> GOAL
Repeat the listing below in full, exactly as it stands.

----------

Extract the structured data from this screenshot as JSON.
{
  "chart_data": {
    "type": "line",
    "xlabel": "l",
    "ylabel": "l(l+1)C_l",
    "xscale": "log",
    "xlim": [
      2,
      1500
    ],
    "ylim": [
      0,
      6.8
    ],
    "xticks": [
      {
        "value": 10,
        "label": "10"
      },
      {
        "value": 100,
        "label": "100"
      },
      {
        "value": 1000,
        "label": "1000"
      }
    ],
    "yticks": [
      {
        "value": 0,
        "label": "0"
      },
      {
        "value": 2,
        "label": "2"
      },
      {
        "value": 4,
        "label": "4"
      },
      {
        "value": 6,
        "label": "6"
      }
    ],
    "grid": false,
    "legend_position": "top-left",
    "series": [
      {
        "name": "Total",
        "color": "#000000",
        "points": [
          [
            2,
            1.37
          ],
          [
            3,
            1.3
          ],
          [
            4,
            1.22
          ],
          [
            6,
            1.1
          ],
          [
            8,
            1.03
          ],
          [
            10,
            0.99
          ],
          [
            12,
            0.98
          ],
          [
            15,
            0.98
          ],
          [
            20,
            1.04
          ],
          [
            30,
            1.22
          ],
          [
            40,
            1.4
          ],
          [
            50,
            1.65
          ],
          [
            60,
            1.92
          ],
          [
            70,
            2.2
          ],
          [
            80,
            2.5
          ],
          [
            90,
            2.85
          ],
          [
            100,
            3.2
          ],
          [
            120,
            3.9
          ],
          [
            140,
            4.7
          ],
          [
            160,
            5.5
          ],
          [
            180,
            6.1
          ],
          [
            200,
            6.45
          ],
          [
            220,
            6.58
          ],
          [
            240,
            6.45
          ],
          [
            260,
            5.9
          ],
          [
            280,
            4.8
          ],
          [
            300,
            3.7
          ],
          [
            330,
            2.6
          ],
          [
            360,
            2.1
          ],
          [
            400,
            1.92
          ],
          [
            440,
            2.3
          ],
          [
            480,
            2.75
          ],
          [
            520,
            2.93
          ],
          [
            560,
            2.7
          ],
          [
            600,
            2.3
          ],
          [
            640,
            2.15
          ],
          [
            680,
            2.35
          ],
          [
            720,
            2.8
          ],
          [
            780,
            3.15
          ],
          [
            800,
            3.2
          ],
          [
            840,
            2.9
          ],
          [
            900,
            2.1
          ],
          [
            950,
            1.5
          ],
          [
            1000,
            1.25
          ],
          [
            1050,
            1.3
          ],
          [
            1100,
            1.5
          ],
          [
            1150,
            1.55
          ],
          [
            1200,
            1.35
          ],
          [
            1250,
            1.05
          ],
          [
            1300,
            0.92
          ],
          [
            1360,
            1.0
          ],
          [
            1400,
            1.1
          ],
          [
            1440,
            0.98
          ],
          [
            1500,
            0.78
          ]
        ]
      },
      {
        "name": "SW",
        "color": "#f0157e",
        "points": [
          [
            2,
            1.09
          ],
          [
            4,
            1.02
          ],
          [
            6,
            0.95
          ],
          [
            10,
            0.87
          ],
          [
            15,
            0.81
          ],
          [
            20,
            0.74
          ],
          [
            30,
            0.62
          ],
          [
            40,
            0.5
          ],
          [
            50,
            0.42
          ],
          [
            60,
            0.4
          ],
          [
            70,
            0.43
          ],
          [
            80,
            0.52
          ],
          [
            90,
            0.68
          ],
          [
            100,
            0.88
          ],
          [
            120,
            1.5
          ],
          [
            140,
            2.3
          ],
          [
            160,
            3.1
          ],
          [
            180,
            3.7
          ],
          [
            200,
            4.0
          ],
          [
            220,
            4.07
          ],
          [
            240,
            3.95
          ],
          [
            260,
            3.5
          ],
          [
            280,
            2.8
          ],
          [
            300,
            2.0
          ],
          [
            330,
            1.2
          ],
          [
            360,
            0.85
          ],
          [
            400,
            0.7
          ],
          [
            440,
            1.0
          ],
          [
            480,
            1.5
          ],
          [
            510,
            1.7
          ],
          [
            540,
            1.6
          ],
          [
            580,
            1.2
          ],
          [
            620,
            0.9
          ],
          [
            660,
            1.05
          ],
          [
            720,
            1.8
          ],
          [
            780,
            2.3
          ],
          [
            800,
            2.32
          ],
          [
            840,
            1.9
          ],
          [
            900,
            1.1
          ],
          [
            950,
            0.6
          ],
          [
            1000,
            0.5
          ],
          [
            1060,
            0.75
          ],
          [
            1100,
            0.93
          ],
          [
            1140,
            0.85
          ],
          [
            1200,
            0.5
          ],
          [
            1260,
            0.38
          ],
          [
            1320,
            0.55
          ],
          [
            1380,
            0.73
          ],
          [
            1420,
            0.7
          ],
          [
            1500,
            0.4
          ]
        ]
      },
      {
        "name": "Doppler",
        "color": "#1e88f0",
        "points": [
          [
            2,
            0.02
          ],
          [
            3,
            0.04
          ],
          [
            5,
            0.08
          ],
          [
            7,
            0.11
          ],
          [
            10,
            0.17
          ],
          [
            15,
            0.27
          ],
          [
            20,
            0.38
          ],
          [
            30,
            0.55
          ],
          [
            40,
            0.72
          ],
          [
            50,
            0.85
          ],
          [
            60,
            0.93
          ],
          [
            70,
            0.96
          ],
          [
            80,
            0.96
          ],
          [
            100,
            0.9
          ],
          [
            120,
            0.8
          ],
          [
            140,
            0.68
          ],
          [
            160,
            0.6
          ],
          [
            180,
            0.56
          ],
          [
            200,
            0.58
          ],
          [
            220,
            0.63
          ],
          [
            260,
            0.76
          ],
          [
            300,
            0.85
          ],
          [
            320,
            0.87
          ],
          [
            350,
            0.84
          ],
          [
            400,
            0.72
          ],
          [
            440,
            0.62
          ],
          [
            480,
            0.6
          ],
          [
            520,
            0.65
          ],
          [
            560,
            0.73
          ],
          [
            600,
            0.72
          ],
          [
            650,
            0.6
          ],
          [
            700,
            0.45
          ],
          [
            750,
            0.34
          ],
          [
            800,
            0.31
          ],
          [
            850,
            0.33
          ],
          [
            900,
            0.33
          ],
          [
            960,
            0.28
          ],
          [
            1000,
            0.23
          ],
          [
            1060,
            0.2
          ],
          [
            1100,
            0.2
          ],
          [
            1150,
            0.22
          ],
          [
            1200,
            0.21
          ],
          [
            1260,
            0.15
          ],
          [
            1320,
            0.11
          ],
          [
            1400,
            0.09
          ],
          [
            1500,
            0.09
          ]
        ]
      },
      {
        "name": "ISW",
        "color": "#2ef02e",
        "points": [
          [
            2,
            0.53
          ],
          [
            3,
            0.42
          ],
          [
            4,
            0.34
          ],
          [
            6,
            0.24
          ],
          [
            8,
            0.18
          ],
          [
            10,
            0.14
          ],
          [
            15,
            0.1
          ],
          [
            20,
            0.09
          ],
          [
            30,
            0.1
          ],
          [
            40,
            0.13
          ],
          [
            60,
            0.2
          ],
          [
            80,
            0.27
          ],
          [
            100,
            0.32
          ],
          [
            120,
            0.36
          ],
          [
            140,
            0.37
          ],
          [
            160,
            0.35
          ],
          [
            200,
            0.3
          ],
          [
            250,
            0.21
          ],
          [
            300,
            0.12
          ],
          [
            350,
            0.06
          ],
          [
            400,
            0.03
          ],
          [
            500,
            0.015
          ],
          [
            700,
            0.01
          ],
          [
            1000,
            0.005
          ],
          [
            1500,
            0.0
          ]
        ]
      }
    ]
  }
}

----------

> TASK OUTPUT
Extract the structured data from this screenshot as JSON.
{
  "chart_data": {
    "type": "line",
    "xlabel": "l",
    "ylabel": "l(l+1)C_l",
    "xscale": "log",
    "xlim": [
      2,
      1500
    ],
    "ylim": [
      0,
      6.8
    ],
    "xticks": [
      {
        "value": 10,
        "label": "10"
      },
      {
        "value": 100,
        "label": "100"
      },
      {
        "value": 1000,
        "label": "1000"
      }
    ],
    "yticks": [
      {
        "value": 0,
        "label": "0"
      },
      {
        "value": 2,
        "label": "2"
      },
      {
        "value": 4,
        "label": "4"
      },
      {
        "value": 6,
        "label": "6"
      }
    ],
    "grid": false,
    "legend_position": "top-left",
    "series": [
      {
        "name": "Total",
        "color": "#000000",
        "points": [
          [
            2,
            1.37
          ],
          [
            3,
            1.3
          ],
          [
            4,
            1.22
          ],
          [
            6,
            1.1
          ],
          [
            8,
            1.03
          ],
          [
            10,
            0.99
          ],
          [
            12,
            0.98
          ],
          [
            15,
            0.98
          ],
          [
            20,
            1.04
          ],
          [
            30,
            1.22
          ],
          [
            40,
            1.4
          ],
          [
            50,
            1.65
          ],
          [
            60,
            1.92
          ],
          [
            70,
            2.2
          ],
          [
            80,
            2.5
          ],
          [
            90,
            2.85
          ],
          [
            100,
            3.2
          ],
          [
            120,
            3.9
          ],
          [
            140,
            4.7
          ],
          [
            160,
            5.5
          ],
          [
            180,
            6.1
          ],
          [
            200,
            6.45
          ],
          [
            220,
            6.58
          ],
          [
            240,
            6.45
          ],
          [
            260,
            5.9
          ],
          [
            280,
            4.8
          ],
          [
            300,
            3.7
          ],
          [
            330,
            2.6
          ],
          [
            360,
            2.1
          ],
          [
            400,
            1.92
          ],
          [
            440,
            2.3
          ],
          [
            480,
            2.75
          ],
          [
            520,
            2.93
          ],
          [
            560,
            2.7
          ],
          [
            600,
            2.3
          ],
          [
            640,
            2.15
          ],
          [
            680,
            2.35
          ],
          [
            720,
            2.8
          ],
          [
            780,
            3.15
          ],
          [
            800,
            3.2
          ],
          [
            840,
            2.9
          ],
          [
            900,
            2.1
          ],
          [
            950,
            1.5
          ],
          [
            1000,
            1.25
          ],
          [
            1050,
            1.3
          ],
          [
            1100,
            1.5
          ],
          [
            1150,
            1.55
          ],
          [
            1200,
            1.35
          ],
          [
            1250,
            1.05
          ],
          [
            1300,
            0.92
          ],
          [
            1360,
            1.0
          ],
          [
            1400,
            1.1
          ],
          [
            1440,
            0.98
          ],
          [
            1500,
            0.78
          ]
        ]
      },
      {
        "name": "SW",
        "color": "#f0157e",
        "points": [
          [
            2,
            1.09
          ],
          [
            4,
            1.02
          ],
          [
            6,
            0.95
          ],
          [
            10,
            0.87
          ],
          [
            15,
            0.81
          ],
          [
            20,
            0.74
          ],
          [
            30,
            0.62
          ],
          [
            40,
            0.5
          ],
          [
            50,
            0.42
          ],
          [
            60,
            0.4
          ],
          [
            70,
            0.43
          ],
          [
            80,
            0.52
          ],
          [
            90,
            0.68
          ],
          [
            100,
            0.88
          ],
          [
            120,
            1.5
          ],
          [
            140,
            2.3
          ],
          [
            160,
            3.1
          ],
          [
            180,
            3.7
          ],
          [
            200,
            4.0
          ],
          [
            220,
            4.07
          ],
          [
            240,
            3.95
          ],
          [
            260,
            3.5
          ],
          [
            280,
            2.8
          ],
          [
            300,
            2.0
          ],
          [
            330,
            1.2
          ],
          [
            360,
            0.85
          ],
          [
            400,
            0.7
          ],
          [
            440,
            1.0
          ],
          [
            480,
            1.5
          ],
          [
            510,
            1.7
          ],
          [
            540,
            1.6
          ],
          [
            580,
            1.2
          ],
          [
            620,
            0.9
          ],
          [
            660,
            1.05
          ],
          [
            720,
            1.8
          ],
          [
            780,
            2.3
          ],
          [
            800,
            2.32
          ],
          [
            840,
            1.9
          ],
          [
            900,
            1.1
          ],
          [
            950,
            0.6
          ],
          [
            1000,
            0.5
          ],
          [
            1060,
            0.75
          ],
          [
            1100,
            0.93
          ],
          [
            1140,
            0.85
          ],
          [
            1200,
            0.5
          ],
          [
            1260,
            0.38
          ],
          [
            1320,
            0.55
          ],
          [
            1380,
            0.73
          ],
          [
            1420,
            0.7
          ],
          [
            1500,
            0.4
          ]
        ]
      },
      {
        "name": "Doppler",
        "color": "#1e88f0",
        "points": [
          [
            2,
            0.02
          ],
          [
            3,
            0.04
          ],
          [
            5,
            0.08
          ],
          [
            7,
            0.11
          ],
          [
            10,
            0.17
          ],
          [
            15,
            0.27
          ],
          [
            20,
            0.38
          ],
          [
            30,
            0.55
          ],
          [
            40,
            0.72
          ],
          [
            50,
            0.85
          ],
          [
            60,
            0.93
          ],
          [
            70,
            0.96
          ],
          [
            80,
            0.96
          ],
          [
            100,
            0.9
          ],
          [
            120,
            0.8
          ],
          [
            140,
            0.68
          ],
          [
            160,
            0.6
          ],
          [
            180,
            0.56
          ],
          [
            200,
            0.58
          ],
          [
            220,
            0.63
          ],
          [
            260,
            0.76
          ],
          [
            300,
            0.85
          ],
          [
            320,
            0.87
          ],
          [
            350,
            0.84
          ],
          [
            400,
            0.72
          ],
          [
            440,
            0.62
          ],
          [
            480,
            0.6
          ],
          [
            520,
            0.65
          ],
          [
            560,
            0.73
          ],
          [
            600,
            0.72
          ],
          [
            650,
            0.6
          ],
          [
            700,
            0.45
          ],
          [
            750,
            0.34
          ],
          [
            800,
            0.31
          ],
          [
            850,
            0.33
          ],
          [
            900,
            0.33
          ],
          [
            960,
            0.28
          ],
          [
            1000,
            0.23
          ],
          [
            1060,
            0.2
          ],
          [
            1100,
            0.2
          ],
          [
            1150,
            0.22
          ],
          [
            1200,
            0.21
          ],
          [
            1260,
            0.15
          ],
          [
            1320,
            0.11
          ],
          [
            1400,
            0.09
          ],
          [
            1500,
            0.09
          ]
        ]
      },
      {
        "name": "ISW",
        "color": "#2ef02e",
        "points": [
          [
            2,
            0.53
          ],
          [
            3,
            0.42
          ],
          [
            4,
            0.34
          ],
          [
            6,
            0.24
          ],
          [
            8,
            0.18
          ],
          [
            10,
            0.14
          ],
          [
            15,
            0.1
          ],
          [
            20,
            0.09
          ],
          [
            30,
            0.1
          ],
          [
            40,
            0.13
          ],
          [
            60,
            0.2
          ],
          [
            80,
            0.27
          ],
          [
            100,
            0.32
          ],
          [
            120,
            0.36
          ],
          [
            140,
            0.37
          ],
          [
            160,
            0.35
          ],
          [
            200,
            0.3
          ],
          [
            250,
            0.21
          ],
          [
            300,
            0.12
          ],
          [
            350,
            0.06
          ],
          [
            400,
            0.03
          ],
          [
            500,
            0.015
          ],
          [
            700,
            0.01
          ],
          [
            1000,
            0.005
          ],
          [
            1500,
            0.0
          ]
        ]
      }
    ]
  }
}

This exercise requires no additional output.